PASSAGE PROVIDED:

The holiday season has finally arrived.  Across most of the country, the whitetail rut has come and gone, the orange army has invaded public and private lands to fill tripod stands and box blinds over food plots, and bowhunters are praying that the big buck captured on trail cameras all summer somehow made it through gun season unscathed. In other words, Christmas is right around the corner.  As hunters and outdoorsmen and women, we certainly have a lot to be thankful for this season.  Today, the sizzle and crackle with accompanying unmistakable aroma of fresh backstrap frying in a pan of butter and garlic is a joyful reminder. Not just a reminder of hunting the whitetail in my skillet, but of how blessed I am to be living the field-to-table lifestyle and how thankful I am for hunts with close friends and family this year.

But for me this year, Christmas came early when a mature  8-point whitetail buck made the mistake of venturing into a food plot after a morning shower on a picturesque corner of Southeastern Oklahoma. Until this fateful morning, I had never killed a whitetail deer.

DATA EXCERPT:
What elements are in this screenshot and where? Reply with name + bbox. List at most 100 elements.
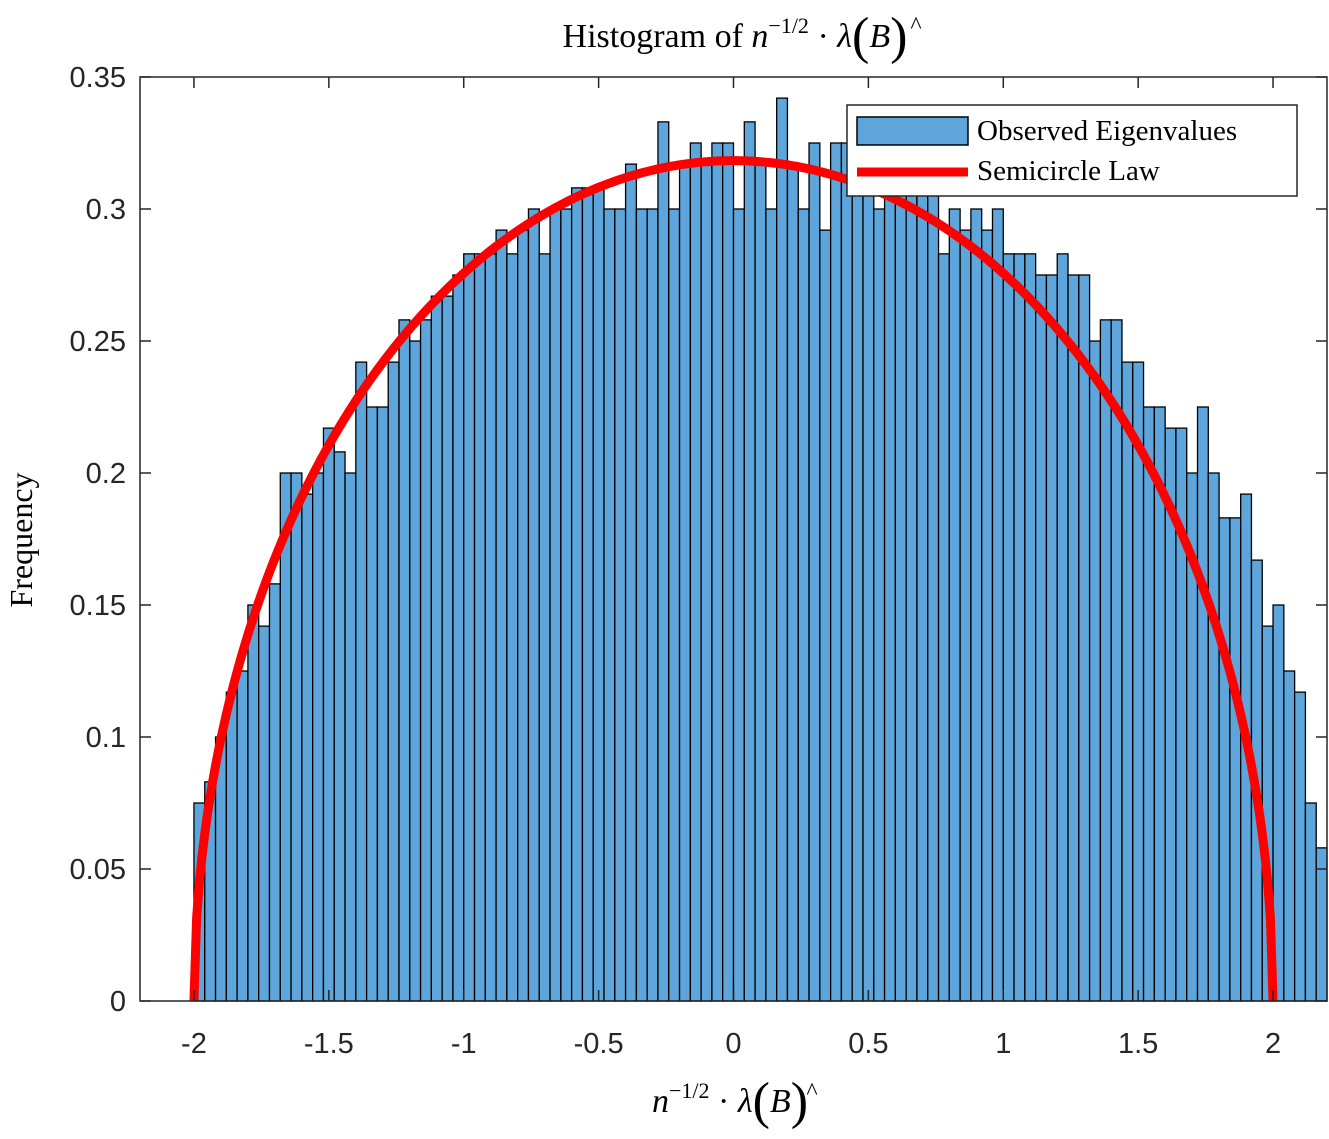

STATED GOAL:
Can you rewrite the paragraph in the hunting passage above that begins "The holiday season has finally arrived" as a short bulleted list that keeps its main facts?

TASK OUTPUT:
- The holiday season has arrived, and Christmas is near.
- In most of the country, the whitetail rut has come and gone.
- Hunters in orange have filled tripod stands and box blinds over food plots on public and private lands.
- Bowhunters hope the big buck seen on trail cameras all summer survived gun season.
- Hunters and outdoorsmen and women have much to be thankful for this season.
- Fresh backstrap frying in butter and garlic reminds the writer of the blessing of the field-to-table lifestyle and of this year's hunts with close friends and family.